→ What the task requires: Transcribe all the entries word for word, omitting any pictures they contain.
— Start of Rows —
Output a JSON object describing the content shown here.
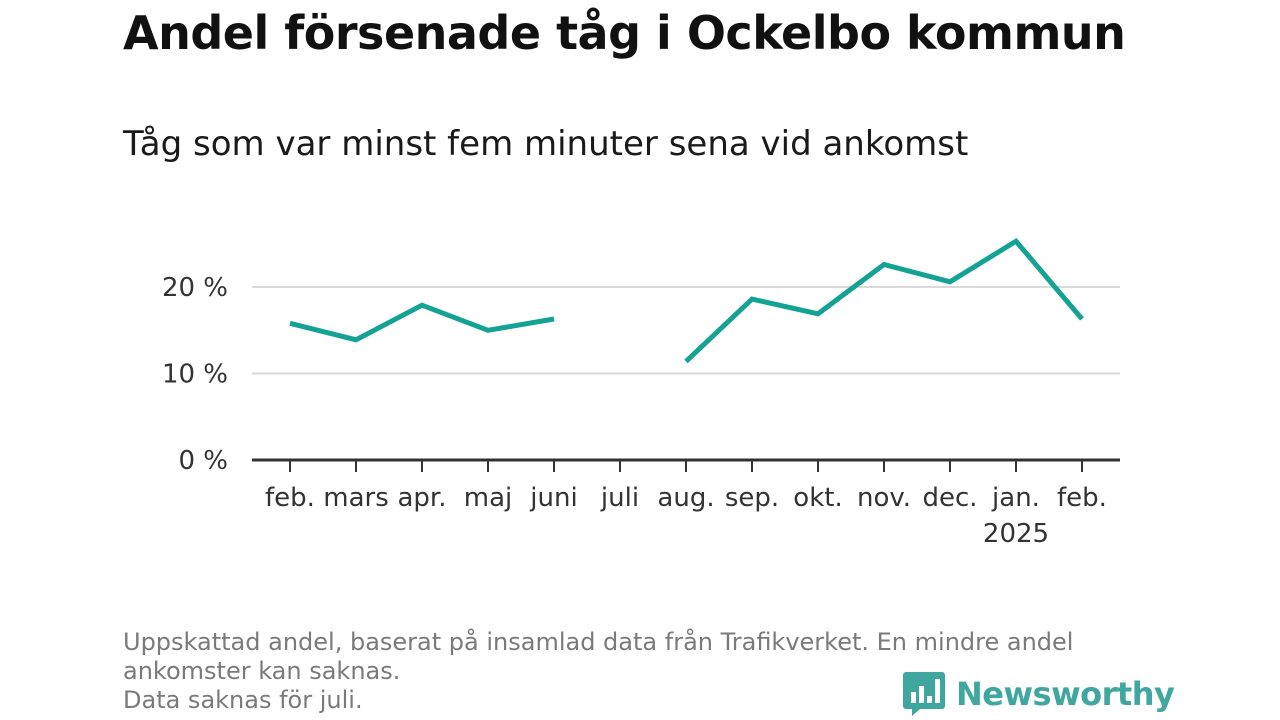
{
  "title": "Andel försenade tåg i Ockelbo kommun",
  "subtitle": "Tåg som var minst fem minuter sena vid ankomst",
  "notes": [
    "Uppskattad andel, baserat på insamlad data från Trafikverket. En mindre andel",
    "ankomster kan saknas.",
    "Data saknas för juli."
  ],
  "brand": {
    "name": "Newsworthy",
    "icon": "bar-chart-speech-bubble-icon"
  },
  "colors": {
    "line": "#14a294",
    "grid": "#d9d9d9",
    "axis": "#333333",
    "brand": "#3fa6a0"
  },
  "chart_data": {
    "type": "line",
    "categories": [
      "feb.",
      "mars",
      "apr.",
      "maj",
      "juni",
      "juli",
      "aug.",
      "sep.",
      "okt.",
      "nov.",
      "dec.",
      "jan.",
      "feb."
    ],
    "category_sublabels": [
      "",
      "",
      "",
      "",
      "",
      "",
      "",
      "",
      "",
      "",
      "",
      "2025",
      ""
    ],
    "values": [
      15.8,
      13.9,
      17.9,
      15.0,
      16.3,
      null,
      11.4,
      18.6,
      16.9,
      22.6,
      20.6,
      25.3,
      16.3
    ],
    "yticks": [
      0,
      10,
      20
    ],
    "ytick_labels": [
      "0 %",
      "10 %",
      "20 %"
    ],
    "ylim": [
      0,
      27
    ],
    "grid": true,
    "legend": "none",
    "xlabel": "",
    "ylabel": ""
  }
}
— End of Rows —
→ Solution to this task:
Output a JSON object describing the content shown here.
{
  "title": "Andel försenade tåg i Ockelbo kommun",
  "subtitle": "Tåg som var minst fem minuter sena vid ankomst",
  "notes": [
    "Uppskattad andel, baserat på insamlad data från Trafikverket. En mindre andel",
    "ankomster kan saknas.",
    "Data saknas för juli."
  ],
  "brand": {
    "name": "Newsworthy",
    "icon": "bar-chart-speech-bubble-icon"
  },
  "colors": {
    "line": "#14a294",
    "grid": "#d9d9d9",
    "axis": "#333333",
    "brand": "#3fa6a0"
  },
  "chart_data": {
    "type": "line",
    "categories": [
      "feb.",
      "mars",
      "apr.",
      "maj",
      "juni",
      "juli",
      "aug.",
      "sep.",
      "okt.",
      "nov.",
      "dec.",
      "jan.",
      "feb."
    ],
    "category_sublabels": [
      "",
      "",
      "",
      "",
      "",
      "",
      "",
      "",
      "",
      "",
      "",
      "2025",
      ""
    ],
    "values": [
      15.8,
      13.9,
      17.9,
      15.0,
      16.3,
      null,
      11.4,
      18.6,
      16.9,
      22.6,
      20.6,
      25.3,
      16.3
    ],
    "yticks": [
      0,
      10,
      20
    ],
    "ytick_labels": [
      "0 %",
      "10 %",
      "20 %"
    ],
    "ylim": [
      0,
      27
    ],
    "grid": true,
    "legend": "none",
    "xlabel": "",
    "ylabel": ""
  }
}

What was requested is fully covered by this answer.